*REQUIRED WORK*:
Copy each line below in which the string "Barranquilla" occurs.
......
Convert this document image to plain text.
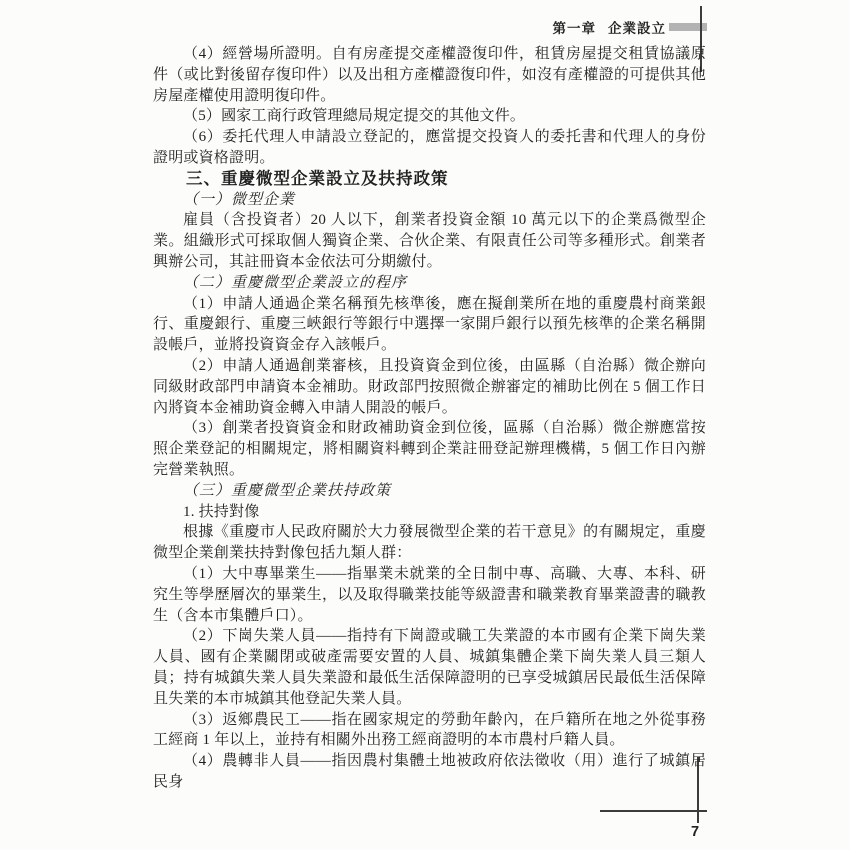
第一章 企業設立

（4）經營場所證明。自有房產提交產權證復印件，租賃房屋提交租賃協議原件（或比對後留存復印件）以及出租方產權證復印件，如沒有產權證的可提供其他房屋產權使用證明復印件。

（5）國家工商行政管理總局規定提交的其他文件。

（6）委托代理人申請設立登記的，應當提交投資人的委托書和代理人的身份證明或資格證明。

三、重慶微型企業設立及扶持政策

（一）微型企業

雇員（含投資者）20 人以下，創業者投資金額 10 萬元以下的企業爲微型企業。組織形式可採取個人獨資企業、合伙企業、有限責任公司等多種形式。創業者興辦公司，其註冊資本金依法可分期繳付。

（二）重慶微型企業設立的程序

（1）申請人通過企業名稱預先核準後，應在擬創業所在地的重慶農村商業銀行、重慶銀行、重慶三峽銀行等銀行中選擇一家開戶銀行以預先核準的企業名稱開設帳戶，並將投資資金存入該帳戶。

（2）申請人通過創業審核，且投資資金到位後，由區縣（自治縣）微企辦向同級財政部門申請資本金補助。財政部門按照微企辦審定的補助比例在 5 個工作日內將資本金補助資金轉入申請人開設的帳戶。

（3）創業者投資資金和財政補助資金到位後，區縣（自治縣）微企辦應當按照企業登記的相關規定，將相關資料轉到企業註冊登記辦理機構，5 個工作日內辦完營業執照。

（三）重慶微型企業扶持政策

1. 扶持對像

根據《重慶市人民政府關於大力發展微型企業的若干意見》的有關規定，重慶微型企業創業扶持對像包括九類人群：

（1）大中專畢業生——指畢業未就業的全日制中專、高職、大專、本科、研究生等學歷層次的畢業生，以及取得職業技能等級證書和職業教育畢業證書的職教生（含本市集體戶口）。

（2）下崗失業人員——指持有下崗證或職工失業證的本市國有企業下崗失業人員、國有企業關閉或破產需要安置的人員、城鎮集體企業下崗失業人員三類人員；持有城鎮失業人員失業證和最低生活保障證明的已享受城鎮居民最低生活保障且失業的本市城鎮其他登記失業人員。

（3）返鄉農民工——指在國家規定的勞動年齡內，在戶籍所在地之外從事務工經商 1 年以上，並持有相關外出務工經商證明的本市農村戶籍人員。

（4）農轉非人員——指因農村集體土地被政府依法徵收（用）進行了城鎮居民身

7
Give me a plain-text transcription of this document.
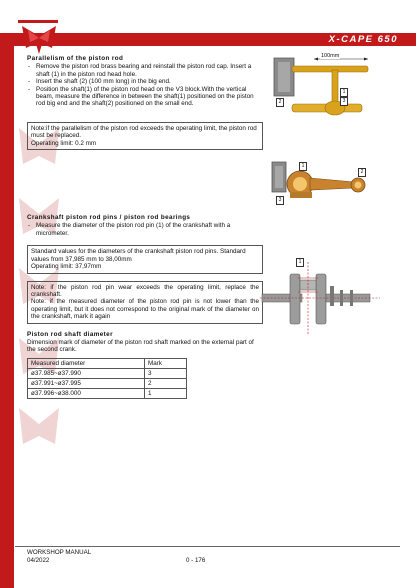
X-CAPE 650
Parallelism of the piston rod
- Remove the piston rod brass bearing and reinstall the piston rod cap. Insert a shaft (1) in the piston rod head hole.
- Insert the shaft (2) (100 mm long) in the big end.
- Position the shaft(1) of the piston rod head on the V3 block.With the vertical beam, measure the difference in between the shaft(1) positioned on the piston rod big end and the shaft(2) positioned on the small end.
Note:if the parallelism of the piston rod exceeds the operating limit, the piston rod must be replaced.
Operating limit: 0.2 mm
Crankshaft piston rod pins / piston rod bearings
- Measure the diameter of the piston rod pin (1) of the crankshaft with a micrometer.
Standard values for the diameters of the crankshaft piston rod pins. Standard values from 37,985 mm to 38,00mm
Operating limit: 37,97mm
Note: if the piston rod pin wear exceeds the operating limit, replace the crankshaft.
Note: if the measured diameter of the piston rod pin is not lower than the operating limit, but it does not correspond to the original mark of the diameter on the crankshaft, mark it again
Piston rod shaft diameter
Dimension mark of diameter of the piston rod shaft marked on the external part of the second crank.
Measured diameter	Mark
ø37.985~ø37.990	3
ø37.991~ø37.995	2
ø37.996~ø38.000	1
100mm
2
1
3
1
2
3
1
WORKSHOP MANUAL
04/2022	0 - 176
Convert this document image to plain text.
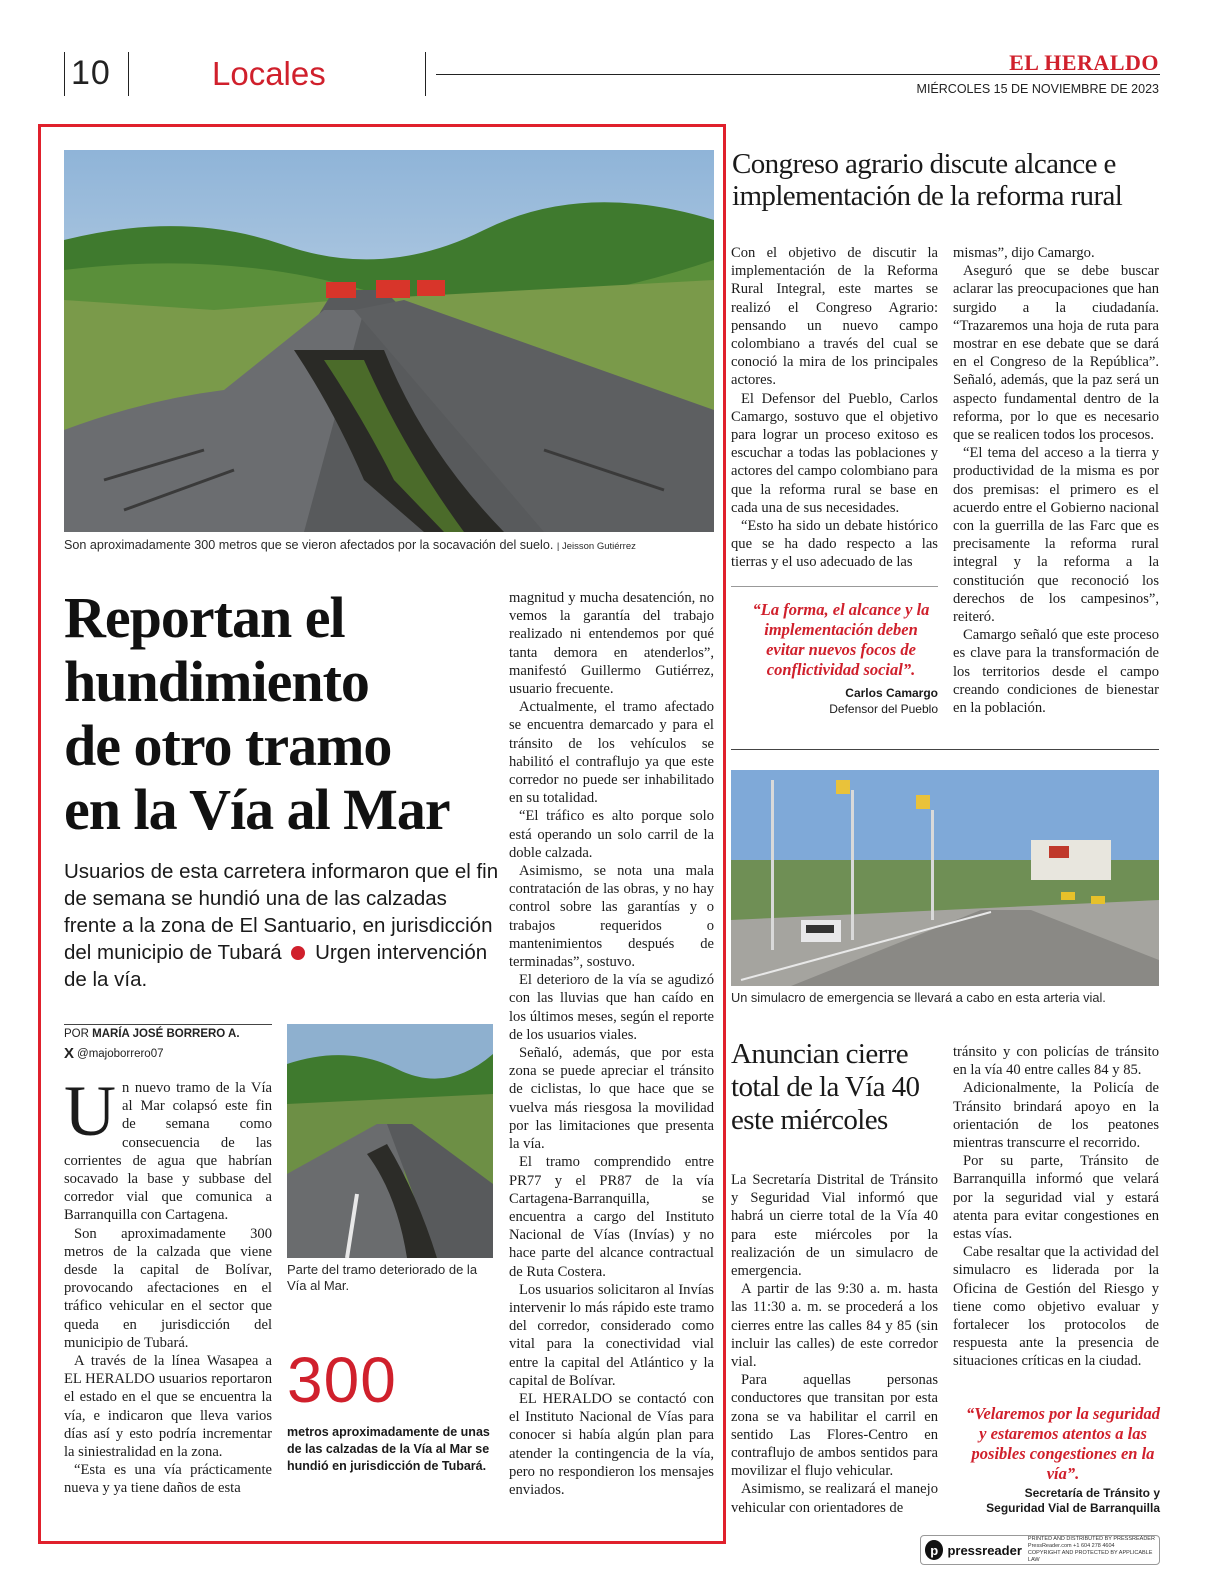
10	Locales	EL HERALDO
MIÉRCOLES 15 DE NOVIEMBRE DE 2023
Son aproximadamente 300 metros que se vieron afectados por la socavación del suelo. | Jeisson Gutiérrez
Reportan el
hundimiento
de otro tramo
en la Vía al Mar
Usuarios de esta carretera informaron que el fin de semana se hundió una de las calzadas frente a la zona de El Santuario, en jurisdicción del municipio de Tubará Urgen intervención de la vía.
POR MARÍA JOSÉ BORRERO A.
X @majoborrero07
U n nuevo tramo de la Vía al Mar colapsó este fin de semana como consecuencia de las corrientes de agua que habrían socavado la base y subbase del corredor vial que comunica a Barranquilla con Cartagena.

Son aproximadamente 300 metros de la calzada que viene desde la capital de Bolívar, provocando afectaciones en el tráfico vehicular en el sector que queda en jurisdicción del municipio de Tubará.

A través de la línea Wasapea a EL HERALDO usuarios reportaron el estado en el que se encuentra la vía, e indicaron que lleva varios días así y esto podría incrementar la siniestralidad en la zona.

“Esta es una vía prácticamente nueva y ya tiene daños de esta

Parte del tramo deteriorado de la Vía al Mar.
300
metros aproximadamente de unas de las calzadas de la Vía al Mar se hundió en jurisdicción de Tubará.

magnitud y mucha desatención, no vemos la garantía del trabajo realizado ni entendemos por qué tanta demora en atenderlos”, manifestó Guillermo Gutiérrez, usuario frecuente.

Actualmente, el tramo afectado se encuentra demarcado y para el tránsito de los vehículos se habilitó el contraflujo ya que este corredor no puede ser inhabilitado en su totalidad.

“El tráfico es alto porque solo está operando un solo carril de la doble calzada.

Asimismo, se nota una mala contratación de las obras, y no hay control sobre las garantías y o trabajos requeridos o mantenimientos después de terminadas”, sostuvo.

El deterioro de la vía se agudizó con las lluvias que han caído en los últimos meses, según el reporte de los usuarios viales.

Señaló, además, que por esta zona se puede apreciar el tránsito de ciclistas, lo que hace que se vuelva más riesgosa la movilidad por las limitaciones que presenta la vía.

El tramo comprendido entre PR77 y el PR87 de la vía Cartagena-Barranquilla, se encuentra a cargo del Instituto Nacional de Vías (Invías) y no hace parte del alcance contractual de Ruta Costera.

Los usuarios solicitaron al Invías intervenir lo más rápido este tramo del corredor, considerado como vital para la conectividad vial entre la capital del Atlántico y la capital de Bolívar.

EL HERALDO se contactó con el Instituto Nacional de Vías para conocer si había algún plan para atender la contingencia de la vía, pero no respondieron los mensajes enviados.

Congreso agrario discute alcance e implementación de la reforma rural

Con el objetivo de discutir la implementación de la Reforma Rural Integral, este martes se realizó el Congreso Agrario: pensando un nuevo campo colombiano a través del cual se conoció la mira de los principales actores.

El Defensor del Pueblo, Carlos Camargo, sostuvo que el objetivo para lograr un proceso exitoso es escuchar a todas las poblaciones y actores del campo colombiano para que la reforma rural se base en cada una de sus necesidades.

“Esto ha sido un debate histórico que se ha dado respecto a las tierras y el uso adecuado de las

“La forma, el alcance y la implementación deben evitar nuevos focos de conflictividad social”.
Carlos Camargo
Defensor del Pueblo

mismas”, dijo Camargo.

Aseguró que se debe buscar aclarar las preocupaciones que han surgido a la ciudadanía. “Trazaremos una hoja de ruta para mostrar en ese debate que se dará en el Congreso de la República”. Señaló, además, que la paz será un aspecto fundamental dentro de la reforma, por lo que es necesario que se realicen todos los procesos.

“El tema del acceso a la tierra y productividad de la misma es por dos premisas: el primero es el acuerdo entre el Gobierno nacional con la guerrilla de las Farc que es precisamente la reforma rural integral y la reforma a la constitución que reconoció los derechos de los campesinos”, reiteró.

Camargo señaló que este proceso es clave para la transformación de los territorios desde el campo creando condiciones de bienestar en la población.

Un simulacro de emergencia se llevará a cabo en esta arteria vial.
Anuncian cierre total de la Vía 40 este miércoles

La Secretaría Distrital de Tránsito y Seguridad Vial informó que habrá un cierre total de la Vía 40 para este miércoles por la realización de un simulacro de emergencia.

A partir de las 9:30 a. m. hasta las 11:30 a. m. se procederá a los cierres entre las calles 84 y 85 (sin incluir las calles) de este corredor vial.

Para aquellas personas conductores que transitan por esta zona se va habilitar el carril en sentido Las Flores-Centro en contraflujo de ambos sentidos para movilizar el flujo vehicular.

Asimismo, se realizará el manejo vehicular con orientadores de

tránsito y con policías de tránsito en la vía 40 entre calles 84 y 85.

Adicionalmente, la Policía de Tránsito brindará apoyo en la orientación de los peatones mientras transcurre el recorrido.

Por su parte, Tránsito de Barranquilla informó que velará por la seguridad vial y estará atenta para evitar congestiones en estas vías.

Cabe resaltar que la actividad del simulacro es liderada por la Oficina de Gestión del Riesgo y tiene como objetivo evaluar y fortalecer los protocolos de respuesta ante la presencia de situaciones críticas en la ciudad.

“Velaremos por la seguridad y estaremos atentos a las posibles congestiones en la vía”.
Secretaría de Tránsito y
Seguridad Vial de Barranquilla
p pressreader
PRINTED AND DISTRIBUTED BY PRESSREADER
PressReader.com +1 604 278 4604
COPYRIGHT AND PROTECTED BY APPLICABLE LAW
......
*RESULT OF THE EXERCISE*:
U n nuevo tramo de la Vía al Mar colapsó este fin de semana como consecuencia de las corrientes de agua que habrían socavado la base y subbase del corredor vial que comunica a Barranquilla con Cartagena.
El tramo comprendido entre PR77 y el PR87 de la vía Cartagena-Barranquilla, se encuentra a cargo del Instituto Nacional de Vías (Invías) y no hace parte del alcance contractual de Ruta Costera.
Por su parte, Tránsito de Barranquilla informó que velará por la seguridad vial y estará atenta para evitar congestiones en estas vías.
Seguridad Vial de Barranquilla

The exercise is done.